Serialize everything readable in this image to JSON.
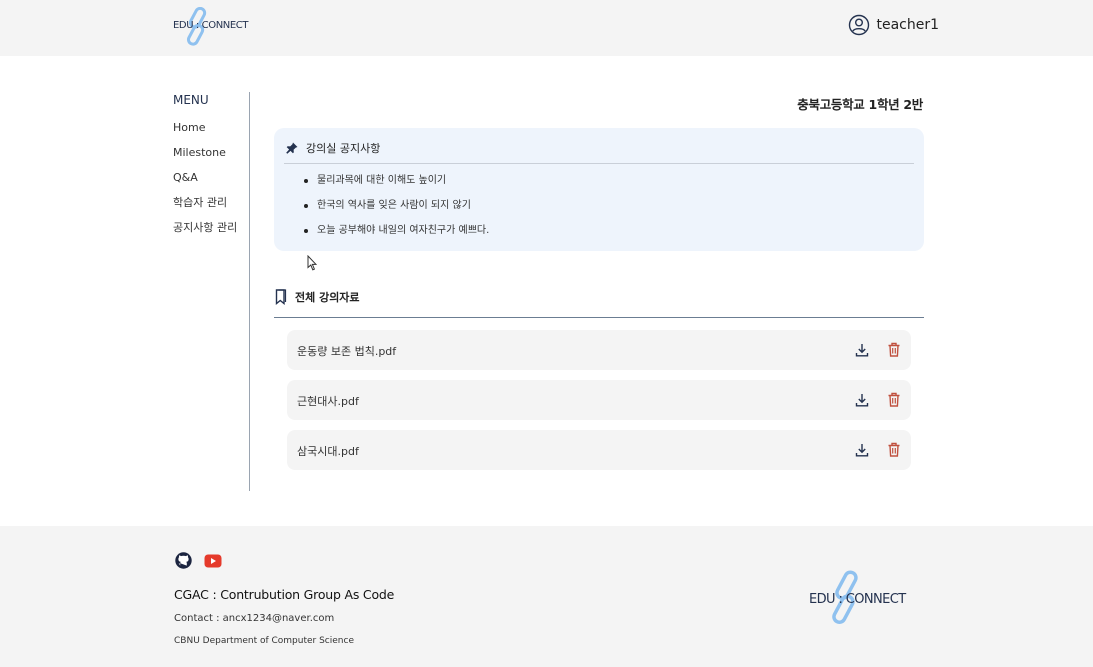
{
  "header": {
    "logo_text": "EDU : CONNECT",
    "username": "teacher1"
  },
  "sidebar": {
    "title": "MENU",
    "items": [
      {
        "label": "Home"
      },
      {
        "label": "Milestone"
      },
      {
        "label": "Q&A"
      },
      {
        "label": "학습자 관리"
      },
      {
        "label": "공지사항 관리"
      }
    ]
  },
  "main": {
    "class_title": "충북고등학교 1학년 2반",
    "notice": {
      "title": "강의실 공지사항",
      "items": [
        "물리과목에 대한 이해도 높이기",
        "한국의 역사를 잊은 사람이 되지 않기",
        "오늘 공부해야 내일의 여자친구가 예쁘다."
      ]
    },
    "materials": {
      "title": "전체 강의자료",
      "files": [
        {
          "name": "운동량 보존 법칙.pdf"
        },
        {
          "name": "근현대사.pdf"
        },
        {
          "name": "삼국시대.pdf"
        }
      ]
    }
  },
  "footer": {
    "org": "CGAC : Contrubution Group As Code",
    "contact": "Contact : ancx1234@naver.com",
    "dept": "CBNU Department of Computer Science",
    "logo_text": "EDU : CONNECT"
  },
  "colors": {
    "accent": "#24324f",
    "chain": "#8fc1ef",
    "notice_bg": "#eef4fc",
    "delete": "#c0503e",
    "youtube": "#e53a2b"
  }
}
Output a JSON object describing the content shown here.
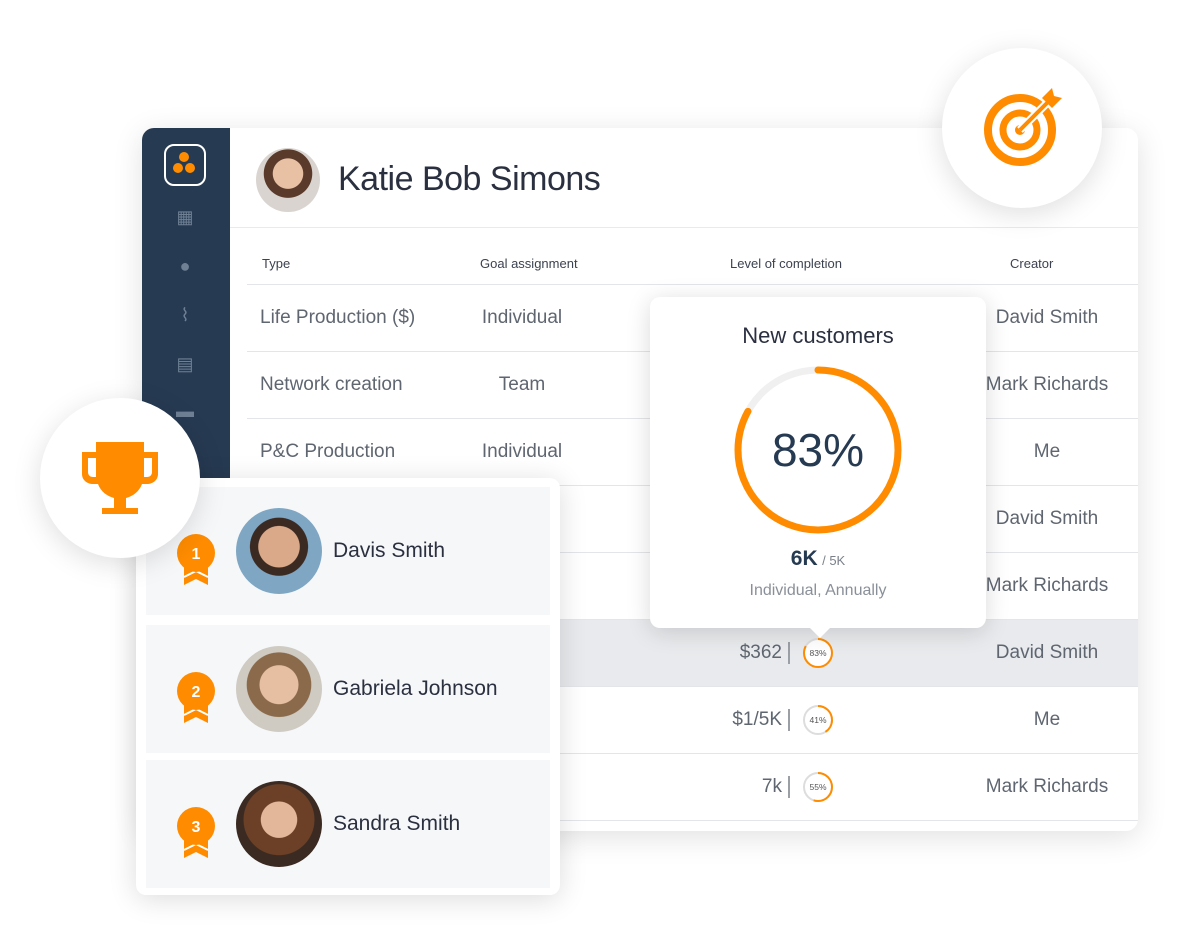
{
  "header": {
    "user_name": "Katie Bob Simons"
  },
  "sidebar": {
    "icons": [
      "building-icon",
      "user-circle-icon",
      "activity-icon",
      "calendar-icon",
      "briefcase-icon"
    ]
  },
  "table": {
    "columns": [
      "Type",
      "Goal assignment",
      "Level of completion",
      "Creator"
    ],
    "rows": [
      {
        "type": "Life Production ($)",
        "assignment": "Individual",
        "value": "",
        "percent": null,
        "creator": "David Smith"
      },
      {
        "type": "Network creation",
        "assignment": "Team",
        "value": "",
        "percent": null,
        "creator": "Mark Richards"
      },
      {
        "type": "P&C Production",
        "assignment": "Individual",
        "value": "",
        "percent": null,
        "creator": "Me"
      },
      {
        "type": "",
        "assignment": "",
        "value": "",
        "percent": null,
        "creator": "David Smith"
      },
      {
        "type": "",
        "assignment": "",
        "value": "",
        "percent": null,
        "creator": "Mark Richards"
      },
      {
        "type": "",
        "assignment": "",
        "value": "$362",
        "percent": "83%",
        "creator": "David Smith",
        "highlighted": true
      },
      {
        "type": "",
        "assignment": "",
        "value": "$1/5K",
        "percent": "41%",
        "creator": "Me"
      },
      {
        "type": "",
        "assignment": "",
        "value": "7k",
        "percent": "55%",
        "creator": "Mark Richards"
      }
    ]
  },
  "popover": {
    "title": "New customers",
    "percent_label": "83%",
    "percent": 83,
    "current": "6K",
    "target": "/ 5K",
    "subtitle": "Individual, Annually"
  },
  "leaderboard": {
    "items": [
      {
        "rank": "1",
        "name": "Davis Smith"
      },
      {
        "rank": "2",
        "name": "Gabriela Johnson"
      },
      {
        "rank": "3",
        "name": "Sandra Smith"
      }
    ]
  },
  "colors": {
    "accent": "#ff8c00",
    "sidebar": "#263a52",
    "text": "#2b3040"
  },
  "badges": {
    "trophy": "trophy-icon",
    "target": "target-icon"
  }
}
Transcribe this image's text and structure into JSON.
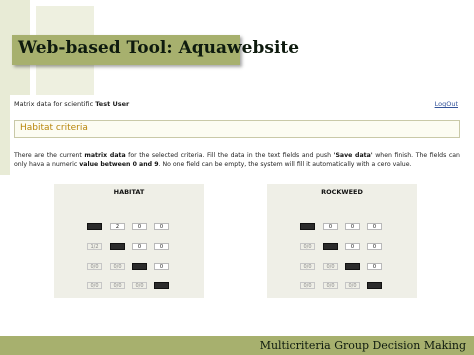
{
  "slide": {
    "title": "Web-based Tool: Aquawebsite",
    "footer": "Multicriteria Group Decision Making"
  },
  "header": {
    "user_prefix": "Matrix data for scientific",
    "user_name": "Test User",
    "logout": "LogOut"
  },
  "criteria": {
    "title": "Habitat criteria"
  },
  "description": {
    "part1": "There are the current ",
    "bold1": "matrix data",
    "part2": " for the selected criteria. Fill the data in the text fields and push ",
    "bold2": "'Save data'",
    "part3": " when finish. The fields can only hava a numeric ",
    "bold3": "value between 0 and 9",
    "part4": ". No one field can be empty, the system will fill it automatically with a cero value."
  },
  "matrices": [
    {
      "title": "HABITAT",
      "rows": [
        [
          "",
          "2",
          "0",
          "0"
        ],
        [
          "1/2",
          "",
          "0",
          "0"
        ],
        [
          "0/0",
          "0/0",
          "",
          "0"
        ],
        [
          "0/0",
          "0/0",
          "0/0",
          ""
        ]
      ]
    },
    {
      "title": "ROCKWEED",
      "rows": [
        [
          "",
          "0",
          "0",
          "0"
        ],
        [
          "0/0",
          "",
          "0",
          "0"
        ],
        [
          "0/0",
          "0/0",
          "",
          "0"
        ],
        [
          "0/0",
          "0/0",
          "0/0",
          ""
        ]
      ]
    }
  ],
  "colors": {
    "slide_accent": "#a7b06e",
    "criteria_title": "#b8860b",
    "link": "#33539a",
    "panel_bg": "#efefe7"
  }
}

• • • • • • •

● Task:
Give back, word for word, the lines from the line that contains "Transcribe this image's" through the last line of the records, with no pictures and nothing else.

● Answer:
Transcribe this image's text and structure into JSON.
{
  "slide": {
    "title": "Web-based Tool: Aquawebsite",
    "footer": "Multicriteria Group Decision Making"
  },
  "header": {
    "user_prefix": "Matrix data for scientific",
    "user_name": "Test User",
    "logout": "LogOut"
  },
  "criteria": {
    "title": "Habitat criteria"
  },
  "description": {
    "part1": "There are the current ",
    "bold1": "matrix data",
    "part2": " for the selected criteria. Fill the data in the text fields and push ",
    "bold2": "'Save data'",
    "part3": " when finish. The fields can only hava a numeric ",
    "bold3": "value between 0 and 9",
    "part4": ". No one field can be empty, the system will fill it automatically with a cero value."
  },
  "matrices": [
    {
      "title": "HABITAT",
      "rows": [
        [
          "",
          "2",
          "0",
          "0"
        ],
        [
          "1/2",
          "",
          "0",
          "0"
        ],
        [
          "0/0",
          "0/0",
          "",
          "0"
        ],
        [
          "0/0",
          "0/0",
          "0/0",
          ""
        ]
      ]
    },
    {
      "title": "ROCKWEED",
      "rows": [
        [
          "",
          "0",
          "0",
          "0"
        ],
        [
          "0/0",
          "",
          "0",
          "0"
        ],
        [
          "0/0",
          "0/0",
          "",
          "0"
        ],
        [
          "0/0",
          "0/0",
          "0/0",
          ""
        ]
      ]
    }
  ],
  "colors": {
    "slide_accent": "#a7b06e",
    "criteria_title": "#b8860b",
    "link": "#33539a",
    "panel_bg": "#efefe7"
  }
}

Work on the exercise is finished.